# What the task requires
Find every line with the word "image". Copy those lines.

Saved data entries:
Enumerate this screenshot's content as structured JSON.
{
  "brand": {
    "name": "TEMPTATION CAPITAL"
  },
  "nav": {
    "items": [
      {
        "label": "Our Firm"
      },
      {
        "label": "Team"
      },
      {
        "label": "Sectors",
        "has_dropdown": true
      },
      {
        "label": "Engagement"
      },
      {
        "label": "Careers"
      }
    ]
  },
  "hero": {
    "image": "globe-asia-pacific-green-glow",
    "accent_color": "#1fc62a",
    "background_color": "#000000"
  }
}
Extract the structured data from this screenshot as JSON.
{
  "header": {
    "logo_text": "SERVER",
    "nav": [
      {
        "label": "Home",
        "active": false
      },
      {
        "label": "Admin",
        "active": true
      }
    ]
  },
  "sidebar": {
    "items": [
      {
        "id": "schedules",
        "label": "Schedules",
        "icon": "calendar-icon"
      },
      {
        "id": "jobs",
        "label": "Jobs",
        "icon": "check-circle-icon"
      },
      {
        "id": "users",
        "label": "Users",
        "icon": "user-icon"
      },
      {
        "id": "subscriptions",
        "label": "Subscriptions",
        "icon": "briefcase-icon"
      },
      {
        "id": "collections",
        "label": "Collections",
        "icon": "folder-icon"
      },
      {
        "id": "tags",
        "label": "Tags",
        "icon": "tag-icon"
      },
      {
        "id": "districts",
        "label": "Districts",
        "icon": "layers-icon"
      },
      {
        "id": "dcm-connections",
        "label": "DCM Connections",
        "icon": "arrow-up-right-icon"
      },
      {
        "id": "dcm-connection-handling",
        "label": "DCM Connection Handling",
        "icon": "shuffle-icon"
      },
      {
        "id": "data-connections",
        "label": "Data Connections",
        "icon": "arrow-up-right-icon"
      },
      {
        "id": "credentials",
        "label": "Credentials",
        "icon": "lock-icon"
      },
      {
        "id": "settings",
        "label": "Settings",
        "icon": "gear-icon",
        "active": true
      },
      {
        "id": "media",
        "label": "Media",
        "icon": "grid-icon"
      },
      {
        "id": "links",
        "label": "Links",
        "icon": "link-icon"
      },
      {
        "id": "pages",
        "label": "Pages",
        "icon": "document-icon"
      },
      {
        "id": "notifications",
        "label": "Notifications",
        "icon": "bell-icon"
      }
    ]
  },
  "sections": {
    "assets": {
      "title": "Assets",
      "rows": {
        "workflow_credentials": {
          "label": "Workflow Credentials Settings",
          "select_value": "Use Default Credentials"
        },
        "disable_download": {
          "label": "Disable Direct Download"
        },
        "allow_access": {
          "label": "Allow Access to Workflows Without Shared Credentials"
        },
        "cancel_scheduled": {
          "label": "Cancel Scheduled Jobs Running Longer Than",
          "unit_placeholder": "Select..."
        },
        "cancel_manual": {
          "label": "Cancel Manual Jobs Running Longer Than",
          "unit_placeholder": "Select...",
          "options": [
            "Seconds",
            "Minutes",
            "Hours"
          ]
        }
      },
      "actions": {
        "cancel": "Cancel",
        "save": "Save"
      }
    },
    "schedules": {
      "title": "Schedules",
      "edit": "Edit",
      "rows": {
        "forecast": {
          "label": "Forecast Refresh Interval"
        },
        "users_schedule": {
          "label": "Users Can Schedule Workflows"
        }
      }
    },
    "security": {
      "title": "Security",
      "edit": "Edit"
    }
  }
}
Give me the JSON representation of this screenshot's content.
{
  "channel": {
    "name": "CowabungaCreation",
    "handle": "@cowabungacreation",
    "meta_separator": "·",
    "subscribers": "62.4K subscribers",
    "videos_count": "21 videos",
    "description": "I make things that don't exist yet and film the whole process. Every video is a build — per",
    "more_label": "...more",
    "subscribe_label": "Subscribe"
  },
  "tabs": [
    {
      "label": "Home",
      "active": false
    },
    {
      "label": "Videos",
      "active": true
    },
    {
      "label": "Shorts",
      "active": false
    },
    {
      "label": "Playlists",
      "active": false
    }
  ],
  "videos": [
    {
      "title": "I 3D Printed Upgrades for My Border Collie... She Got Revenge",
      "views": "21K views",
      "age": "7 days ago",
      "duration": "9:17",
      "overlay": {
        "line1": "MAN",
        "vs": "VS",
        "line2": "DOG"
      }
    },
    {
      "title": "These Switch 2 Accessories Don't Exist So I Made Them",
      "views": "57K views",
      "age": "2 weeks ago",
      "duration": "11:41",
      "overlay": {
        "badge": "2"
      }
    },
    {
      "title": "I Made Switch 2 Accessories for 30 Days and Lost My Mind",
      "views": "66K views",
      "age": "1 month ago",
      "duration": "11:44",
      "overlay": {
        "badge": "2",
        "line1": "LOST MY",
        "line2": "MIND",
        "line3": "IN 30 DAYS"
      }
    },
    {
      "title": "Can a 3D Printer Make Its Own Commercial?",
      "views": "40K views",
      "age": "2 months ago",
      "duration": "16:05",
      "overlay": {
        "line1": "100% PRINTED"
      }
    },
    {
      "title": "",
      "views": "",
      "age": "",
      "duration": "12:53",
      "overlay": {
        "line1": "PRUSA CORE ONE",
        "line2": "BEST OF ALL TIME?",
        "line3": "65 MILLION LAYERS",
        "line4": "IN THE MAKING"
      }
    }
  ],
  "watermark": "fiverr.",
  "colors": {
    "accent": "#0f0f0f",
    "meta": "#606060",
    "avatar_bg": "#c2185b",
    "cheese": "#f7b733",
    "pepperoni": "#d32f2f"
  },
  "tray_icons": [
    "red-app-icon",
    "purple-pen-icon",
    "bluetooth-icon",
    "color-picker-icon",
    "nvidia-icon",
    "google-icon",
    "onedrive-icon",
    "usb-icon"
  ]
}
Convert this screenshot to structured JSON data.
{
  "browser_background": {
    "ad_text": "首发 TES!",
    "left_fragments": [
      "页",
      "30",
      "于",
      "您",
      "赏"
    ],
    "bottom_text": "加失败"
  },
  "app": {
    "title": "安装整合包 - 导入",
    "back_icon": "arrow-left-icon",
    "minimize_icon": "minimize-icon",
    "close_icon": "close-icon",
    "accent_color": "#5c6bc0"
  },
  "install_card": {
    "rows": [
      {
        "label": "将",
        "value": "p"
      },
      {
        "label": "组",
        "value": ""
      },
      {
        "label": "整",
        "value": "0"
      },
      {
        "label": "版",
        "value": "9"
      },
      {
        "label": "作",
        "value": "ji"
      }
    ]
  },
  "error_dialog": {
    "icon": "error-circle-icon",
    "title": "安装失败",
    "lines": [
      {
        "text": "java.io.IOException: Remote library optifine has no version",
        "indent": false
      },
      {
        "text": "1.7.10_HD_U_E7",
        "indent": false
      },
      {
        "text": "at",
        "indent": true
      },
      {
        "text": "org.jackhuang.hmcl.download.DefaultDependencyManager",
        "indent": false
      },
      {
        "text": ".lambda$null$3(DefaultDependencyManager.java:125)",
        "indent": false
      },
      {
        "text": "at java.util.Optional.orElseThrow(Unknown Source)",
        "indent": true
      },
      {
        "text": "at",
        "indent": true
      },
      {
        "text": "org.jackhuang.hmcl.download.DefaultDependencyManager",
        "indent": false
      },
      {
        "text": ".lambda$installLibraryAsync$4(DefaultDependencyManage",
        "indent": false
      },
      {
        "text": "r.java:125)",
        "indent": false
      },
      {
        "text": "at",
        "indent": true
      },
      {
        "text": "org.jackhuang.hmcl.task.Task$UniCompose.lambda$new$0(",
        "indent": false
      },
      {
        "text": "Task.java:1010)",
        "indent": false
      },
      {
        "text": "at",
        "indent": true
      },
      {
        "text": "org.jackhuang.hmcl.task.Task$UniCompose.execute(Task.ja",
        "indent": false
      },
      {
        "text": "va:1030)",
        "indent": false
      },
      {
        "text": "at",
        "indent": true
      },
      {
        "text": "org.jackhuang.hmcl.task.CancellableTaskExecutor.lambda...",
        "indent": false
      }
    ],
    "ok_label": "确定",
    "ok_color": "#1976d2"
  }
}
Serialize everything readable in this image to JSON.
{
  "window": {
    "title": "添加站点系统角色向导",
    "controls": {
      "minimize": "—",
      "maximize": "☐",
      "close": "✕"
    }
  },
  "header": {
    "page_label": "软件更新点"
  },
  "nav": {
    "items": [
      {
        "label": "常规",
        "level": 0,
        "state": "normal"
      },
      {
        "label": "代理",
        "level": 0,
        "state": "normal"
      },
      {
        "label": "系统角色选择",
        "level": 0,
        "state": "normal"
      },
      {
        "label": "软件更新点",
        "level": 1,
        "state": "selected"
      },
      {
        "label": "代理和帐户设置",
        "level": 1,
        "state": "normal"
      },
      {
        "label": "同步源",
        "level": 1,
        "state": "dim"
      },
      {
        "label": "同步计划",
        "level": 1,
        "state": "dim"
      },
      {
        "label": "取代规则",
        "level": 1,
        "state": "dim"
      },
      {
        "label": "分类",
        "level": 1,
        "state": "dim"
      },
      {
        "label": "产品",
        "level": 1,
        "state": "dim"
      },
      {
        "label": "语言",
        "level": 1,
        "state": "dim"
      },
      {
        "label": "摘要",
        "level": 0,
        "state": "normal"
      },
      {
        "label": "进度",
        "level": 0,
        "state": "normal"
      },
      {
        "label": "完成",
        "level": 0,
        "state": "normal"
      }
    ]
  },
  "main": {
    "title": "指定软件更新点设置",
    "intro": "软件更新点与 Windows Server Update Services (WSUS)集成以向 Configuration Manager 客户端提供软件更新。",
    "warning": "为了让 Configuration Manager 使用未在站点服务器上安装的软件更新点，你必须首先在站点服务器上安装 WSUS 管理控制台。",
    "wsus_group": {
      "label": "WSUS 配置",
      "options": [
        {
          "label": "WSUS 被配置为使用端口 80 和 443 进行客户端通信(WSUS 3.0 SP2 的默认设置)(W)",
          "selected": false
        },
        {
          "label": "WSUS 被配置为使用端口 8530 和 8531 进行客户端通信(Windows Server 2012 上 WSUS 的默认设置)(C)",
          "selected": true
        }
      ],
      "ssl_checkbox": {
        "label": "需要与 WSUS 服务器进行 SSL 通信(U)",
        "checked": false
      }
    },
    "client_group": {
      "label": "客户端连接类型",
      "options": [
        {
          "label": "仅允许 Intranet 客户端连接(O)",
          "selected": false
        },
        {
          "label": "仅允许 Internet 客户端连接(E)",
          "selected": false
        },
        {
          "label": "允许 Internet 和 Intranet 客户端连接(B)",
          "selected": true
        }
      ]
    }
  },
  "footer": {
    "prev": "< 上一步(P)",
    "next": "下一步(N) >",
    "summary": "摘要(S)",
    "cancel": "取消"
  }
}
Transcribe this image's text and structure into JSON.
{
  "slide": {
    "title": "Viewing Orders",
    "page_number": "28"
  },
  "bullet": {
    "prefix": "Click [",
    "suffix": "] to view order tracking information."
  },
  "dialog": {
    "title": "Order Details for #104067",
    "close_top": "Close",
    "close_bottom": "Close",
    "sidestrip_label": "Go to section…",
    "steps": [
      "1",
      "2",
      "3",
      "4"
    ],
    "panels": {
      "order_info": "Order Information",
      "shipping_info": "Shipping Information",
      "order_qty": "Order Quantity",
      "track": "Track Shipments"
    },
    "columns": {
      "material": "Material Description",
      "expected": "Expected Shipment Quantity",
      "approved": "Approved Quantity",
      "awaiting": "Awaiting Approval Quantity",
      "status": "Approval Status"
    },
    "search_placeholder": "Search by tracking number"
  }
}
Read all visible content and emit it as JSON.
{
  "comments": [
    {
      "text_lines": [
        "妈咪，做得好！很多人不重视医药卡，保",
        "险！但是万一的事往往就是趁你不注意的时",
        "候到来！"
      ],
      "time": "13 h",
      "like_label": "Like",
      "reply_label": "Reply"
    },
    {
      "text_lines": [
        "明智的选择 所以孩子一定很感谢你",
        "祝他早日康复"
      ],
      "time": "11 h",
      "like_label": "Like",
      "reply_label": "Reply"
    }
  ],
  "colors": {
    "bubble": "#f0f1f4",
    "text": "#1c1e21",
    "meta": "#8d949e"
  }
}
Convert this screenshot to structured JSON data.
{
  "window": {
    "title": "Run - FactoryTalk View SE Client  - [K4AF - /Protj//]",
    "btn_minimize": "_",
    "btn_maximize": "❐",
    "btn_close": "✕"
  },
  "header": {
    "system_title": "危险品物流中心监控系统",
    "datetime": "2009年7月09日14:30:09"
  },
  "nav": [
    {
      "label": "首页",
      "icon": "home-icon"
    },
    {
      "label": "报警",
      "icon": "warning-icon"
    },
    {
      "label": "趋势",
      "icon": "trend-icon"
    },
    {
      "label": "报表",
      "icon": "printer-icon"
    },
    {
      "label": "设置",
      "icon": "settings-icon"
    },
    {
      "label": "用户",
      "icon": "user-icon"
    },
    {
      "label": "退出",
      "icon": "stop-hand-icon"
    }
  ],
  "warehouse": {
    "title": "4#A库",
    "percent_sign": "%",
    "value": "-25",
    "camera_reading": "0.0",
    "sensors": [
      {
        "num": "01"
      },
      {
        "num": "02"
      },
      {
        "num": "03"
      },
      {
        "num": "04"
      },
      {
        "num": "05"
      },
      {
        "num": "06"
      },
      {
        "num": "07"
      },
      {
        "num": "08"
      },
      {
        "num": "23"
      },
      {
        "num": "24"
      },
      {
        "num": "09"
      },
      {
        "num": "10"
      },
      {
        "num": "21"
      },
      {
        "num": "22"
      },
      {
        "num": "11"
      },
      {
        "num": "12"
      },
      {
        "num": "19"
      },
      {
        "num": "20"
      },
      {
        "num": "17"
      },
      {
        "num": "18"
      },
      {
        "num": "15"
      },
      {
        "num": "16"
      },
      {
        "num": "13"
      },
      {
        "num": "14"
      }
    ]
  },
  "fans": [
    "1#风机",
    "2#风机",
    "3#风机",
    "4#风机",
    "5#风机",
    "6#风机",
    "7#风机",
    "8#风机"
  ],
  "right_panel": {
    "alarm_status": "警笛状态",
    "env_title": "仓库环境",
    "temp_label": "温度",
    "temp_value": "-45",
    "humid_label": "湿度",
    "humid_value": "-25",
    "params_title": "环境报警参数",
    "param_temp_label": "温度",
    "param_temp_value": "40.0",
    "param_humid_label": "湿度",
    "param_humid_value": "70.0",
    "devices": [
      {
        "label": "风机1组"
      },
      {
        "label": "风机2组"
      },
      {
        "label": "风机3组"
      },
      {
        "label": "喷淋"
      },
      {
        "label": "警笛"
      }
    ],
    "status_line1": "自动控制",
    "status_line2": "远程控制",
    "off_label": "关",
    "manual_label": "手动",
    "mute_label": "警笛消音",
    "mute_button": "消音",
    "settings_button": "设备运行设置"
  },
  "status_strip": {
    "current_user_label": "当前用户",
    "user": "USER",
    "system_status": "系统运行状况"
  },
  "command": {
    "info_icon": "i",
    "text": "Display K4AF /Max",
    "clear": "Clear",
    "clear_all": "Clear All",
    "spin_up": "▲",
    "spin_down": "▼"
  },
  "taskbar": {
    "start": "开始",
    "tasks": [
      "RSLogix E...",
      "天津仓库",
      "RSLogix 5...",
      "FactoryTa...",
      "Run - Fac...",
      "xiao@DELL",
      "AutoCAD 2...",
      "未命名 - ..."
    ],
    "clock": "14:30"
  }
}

# Task answer
    "image": "globe-asia-pacific-green-glow",
Serialize everything readable in this image to JSON.
Transcribe this image's text and structure into JSON.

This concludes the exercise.